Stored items
::::::
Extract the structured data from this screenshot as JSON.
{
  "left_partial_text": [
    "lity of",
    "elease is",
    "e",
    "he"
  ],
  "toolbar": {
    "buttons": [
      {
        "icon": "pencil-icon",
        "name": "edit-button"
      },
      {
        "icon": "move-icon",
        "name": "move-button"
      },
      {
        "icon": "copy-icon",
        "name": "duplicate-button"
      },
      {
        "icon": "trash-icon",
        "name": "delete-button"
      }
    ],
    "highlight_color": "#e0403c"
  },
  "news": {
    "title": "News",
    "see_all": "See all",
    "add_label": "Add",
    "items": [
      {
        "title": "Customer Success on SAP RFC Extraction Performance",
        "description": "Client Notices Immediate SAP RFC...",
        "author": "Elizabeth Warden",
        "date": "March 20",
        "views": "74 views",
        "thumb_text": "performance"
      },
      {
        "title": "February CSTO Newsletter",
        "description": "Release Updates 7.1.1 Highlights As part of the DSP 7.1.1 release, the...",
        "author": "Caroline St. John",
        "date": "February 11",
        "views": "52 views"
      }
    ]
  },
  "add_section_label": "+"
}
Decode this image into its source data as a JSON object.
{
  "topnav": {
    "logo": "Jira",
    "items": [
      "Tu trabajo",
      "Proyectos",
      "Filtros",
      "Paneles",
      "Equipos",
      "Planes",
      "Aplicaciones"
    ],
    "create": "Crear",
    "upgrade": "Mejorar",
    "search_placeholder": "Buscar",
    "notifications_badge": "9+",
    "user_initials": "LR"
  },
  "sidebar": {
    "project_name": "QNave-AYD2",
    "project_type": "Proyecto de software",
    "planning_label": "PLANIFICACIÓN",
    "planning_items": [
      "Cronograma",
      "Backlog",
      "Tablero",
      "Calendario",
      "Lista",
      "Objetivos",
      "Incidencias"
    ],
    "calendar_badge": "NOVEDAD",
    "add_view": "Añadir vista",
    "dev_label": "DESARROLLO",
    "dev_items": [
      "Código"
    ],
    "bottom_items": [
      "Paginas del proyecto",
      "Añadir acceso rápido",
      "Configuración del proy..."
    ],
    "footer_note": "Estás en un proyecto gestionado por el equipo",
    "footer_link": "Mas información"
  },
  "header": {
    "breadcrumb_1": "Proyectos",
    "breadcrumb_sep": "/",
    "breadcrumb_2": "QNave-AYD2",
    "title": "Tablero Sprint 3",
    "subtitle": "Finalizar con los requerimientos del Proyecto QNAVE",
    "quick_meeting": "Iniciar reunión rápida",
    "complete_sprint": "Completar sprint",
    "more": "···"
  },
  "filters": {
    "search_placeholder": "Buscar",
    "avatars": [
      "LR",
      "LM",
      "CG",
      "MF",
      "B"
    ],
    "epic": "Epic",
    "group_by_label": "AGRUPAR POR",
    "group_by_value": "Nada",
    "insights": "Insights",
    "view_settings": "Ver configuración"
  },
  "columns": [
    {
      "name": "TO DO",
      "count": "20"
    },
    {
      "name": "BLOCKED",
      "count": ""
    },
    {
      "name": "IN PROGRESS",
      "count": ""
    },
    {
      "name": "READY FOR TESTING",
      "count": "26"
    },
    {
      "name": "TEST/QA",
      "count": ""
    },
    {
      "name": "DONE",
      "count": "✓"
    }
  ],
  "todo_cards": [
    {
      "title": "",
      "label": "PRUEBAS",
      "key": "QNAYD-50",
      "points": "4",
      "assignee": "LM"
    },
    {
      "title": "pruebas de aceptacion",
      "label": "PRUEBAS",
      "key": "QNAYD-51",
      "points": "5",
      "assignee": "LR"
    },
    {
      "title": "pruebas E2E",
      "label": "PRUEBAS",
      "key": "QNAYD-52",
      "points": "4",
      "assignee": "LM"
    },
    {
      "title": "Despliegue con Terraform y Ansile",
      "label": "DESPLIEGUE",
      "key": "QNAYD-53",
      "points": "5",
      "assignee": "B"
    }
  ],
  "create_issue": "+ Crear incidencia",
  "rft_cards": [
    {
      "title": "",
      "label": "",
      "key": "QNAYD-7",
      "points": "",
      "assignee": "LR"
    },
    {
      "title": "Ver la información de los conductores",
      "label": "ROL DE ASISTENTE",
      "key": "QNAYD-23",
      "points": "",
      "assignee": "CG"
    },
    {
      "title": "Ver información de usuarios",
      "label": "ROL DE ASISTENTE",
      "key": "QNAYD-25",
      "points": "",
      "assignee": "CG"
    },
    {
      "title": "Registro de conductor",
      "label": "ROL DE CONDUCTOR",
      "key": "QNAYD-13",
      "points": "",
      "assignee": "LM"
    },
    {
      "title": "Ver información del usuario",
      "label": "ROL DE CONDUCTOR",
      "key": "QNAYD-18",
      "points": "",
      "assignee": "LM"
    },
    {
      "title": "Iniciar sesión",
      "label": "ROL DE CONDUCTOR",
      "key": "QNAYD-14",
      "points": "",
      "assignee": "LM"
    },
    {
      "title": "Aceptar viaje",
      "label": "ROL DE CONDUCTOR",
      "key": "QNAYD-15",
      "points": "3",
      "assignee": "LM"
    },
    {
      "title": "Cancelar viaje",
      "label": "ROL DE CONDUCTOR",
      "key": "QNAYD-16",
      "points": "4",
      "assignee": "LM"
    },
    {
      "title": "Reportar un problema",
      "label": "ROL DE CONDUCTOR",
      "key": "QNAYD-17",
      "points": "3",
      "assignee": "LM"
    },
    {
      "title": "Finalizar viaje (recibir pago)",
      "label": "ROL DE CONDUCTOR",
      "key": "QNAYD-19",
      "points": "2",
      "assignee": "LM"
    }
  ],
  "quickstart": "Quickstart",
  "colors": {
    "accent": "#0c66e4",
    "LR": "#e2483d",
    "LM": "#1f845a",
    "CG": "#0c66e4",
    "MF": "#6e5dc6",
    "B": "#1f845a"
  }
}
::::::
AIM OF THE EXERCISE: Please give back all of the records exactly as written.

EXERCISE OUTPUT:
Extract the structured data from this screenshot as JSON.
{
  "left_partial_text": [
    "lity of",
    "elease is",
    "e",
    "he"
  ],
  "toolbar": {
    "buttons": [
      {
        "icon": "pencil-icon",
        "name": "edit-button"
      },
      {
        "icon": "move-icon",
        "name": "move-button"
      },
      {
        "icon": "copy-icon",
        "name": "duplicate-button"
      },
      {
        "icon": "trash-icon",
        "name": "delete-button"
      }
    ],
    "highlight_color": "#e0403c"
  },
  "news": {
    "title": "News",
    "see_all": "See all",
    "add_label": "Add",
    "items": [
      {
        "title": "Customer Success on SAP RFC Extraction Performance",
        "description": "Client Notices Immediate SAP RFC...",
        "author": "Elizabeth Warden",
        "date": "March 20",
        "views": "74 views",
        "thumb_text": "performance"
      },
      {
        "title": "February CSTO Newsletter",
        "description": "Release Updates 7.1.1 Highlights As part of the DSP 7.1.1 release, the...",
        "author": "Caroline St. John",
        "date": "February 11",
        "views": "52 views"
      }
    ]
  },
  "add_section_label": "+"
}
Decode this image into its source data as a JSON object.
{
  "topnav": {
    "logo": "Jira",
    "items": [
      "Tu trabajo",
      "Proyectos",
      "Filtros",
      "Paneles",
      "Equipos",
      "Planes",
      "Aplicaciones"
    ],
    "create": "Crear",
    "upgrade": "Mejorar",
    "search_placeholder": "Buscar",
    "notifications_badge": "9+",
    "user_initials": "LR"
  },
  "sidebar": {
    "project_name": "QNave-AYD2",
    "project_type": "Proyecto de software",
    "planning_label": "PLANIFICACIÓN",
    "planning_items": [
      "Cronograma",
      "Backlog",
      "Tablero",
      "Calendario",
      "Lista",
      "Objetivos",
      "Incidencias"
    ],
    "calendar_badge": "NOVEDAD",
    "add_view": "Añadir vista",
    "dev_label": "DESARROLLO",
    "dev_items": [
      "Código"
    ],
    "bottom_items": [
      "Paginas del proyecto",
      "Añadir acceso rápido",
      "Configuración del proy..."
    ],
    "footer_note": "Estás en un proyecto gestionado por el equipo",
    "footer_link": "Mas información"
  },
  "header": {
    "breadcrumb_1": "Proyectos",
    "breadcrumb_sep": "/",
    "breadcrumb_2": "QNave-AYD2",
    "title": "Tablero Sprint 3",
    "subtitle": "Finalizar con los requerimientos del Proyecto QNAVE",
    "quick_meeting": "Iniciar reunión rápida",
    "complete_sprint": "Completar sprint",
    "more": "···"
  },
  "filters": {
    "search_placeholder": "Buscar",
    "avatars": [
      "LR",
      "LM",
      "CG",
      "MF",
      "B"
    ],
    "epic": "Epic",
    "group_by_label": "AGRUPAR POR",
    "group_by_value": "Nada",
    "insights": "Insights",
    "view_settings": "Ver configuración"
  },
  "columns": [
    {
      "name": "TO DO",
      "count": "20"
    },
    {
      "name": "BLOCKED",
      "count": ""
    },
    {
      "name": "IN PROGRESS",
      "count": ""
    },
    {
      "name": "READY FOR TESTING",
      "count": "26"
    },
    {
      "name": "TEST/QA",
      "count": ""
    },
    {
      "name": "DONE",
      "count": "✓"
    }
  ],
  "todo_cards": [
    {
      "title": "",
      "label": "PRUEBAS",
      "key": "QNAYD-50",
      "points": "4",
      "assignee": "LM"
    },
    {
      "title": "pruebas de aceptacion",
      "label": "PRUEBAS",
      "key": "QNAYD-51",
      "points": "5",
      "assignee": "LR"
    },
    {
      "title": "pruebas E2E",
      "label": "PRUEBAS",
      "key": "QNAYD-52",
      "points": "4",
      "assignee": "LM"
    },
    {
      "title": "Despliegue con Terraform y Ansile",
      "label": "DESPLIEGUE",
      "key": "QNAYD-53",
      "points": "5",
      "assignee": "B"
    }
  ],
  "create_issue": "+ Crear incidencia",
  "rft_cards": [
    {
      "title": "",
      "label": "",
      "key": "QNAYD-7",
      "points": "",
      "assignee": "LR"
    },
    {
      "title": "Ver la información de los conductores",
      "label": "ROL DE ASISTENTE",
      "key": "QNAYD-23",
      "points": "",
      "assignee": "CG"
    },
    {
      "title": "Ver información de usuarios",
      "label": "ROL DE ASISTENTE",
      "key": "QNAYD-25",
      "points": "",
      "assignee": "CG"
    },
    {
      "title": "Registro de conductor",
      "label": "ROL DE CONDUCTOR",
      "key": "QNAYD-13",
      "points": "",
      "assignee": "LM"
    },
    {
      "title": "Ver información del usuario",
      "label": "ROL DE CONDUCTOR",
      "key": "QNAYD-18",
      "points": "",
      "assignee": "LM"
    },
    {
      "title": "Iniciar sesión",
      "label": "ROL DE CONDUCTOR",
      "key": "QNAYD-14",
      "points": "",
      "assignee": "LM"
    },
    {
      "title": "Aceptar viaje",
      "label": "ROL DE CONDUCTOR",
      "key": "QNAYD-15",
      "points": "3",
      "assignee": "LM"
    },
    {
      "title": "Cancelar viaje",
      "label": "ROL DE CONDUCTOR",
      "key": "QNAYD-16",
      "points": "4",
      "assignee": "LM"
    },
    {
      "title": "Reportar un problema",
      "label": "ROL DE CONDUCTOR",
      "key": "QNAYD-17",
      "points": "3",
      "assignee": "LM"
    },
    {
      "title": "Finalizar viaje (recibir pago)",
      "label": "ROL DE CONDUCTOR",
      "key": "QNAYD-19",
      "points": "2",
      "assignee": "LM"
    }
  ],
  "quickstart": "Quickstart",
  "colors": {
    "accent": "#0c66e4",
    "LR": "#e2483d",
    "LM": "#1f845a",
    "CG": "#0c66e4",
    "MF": "#6e5dc6",
    "B": "#1f845a"
  }
}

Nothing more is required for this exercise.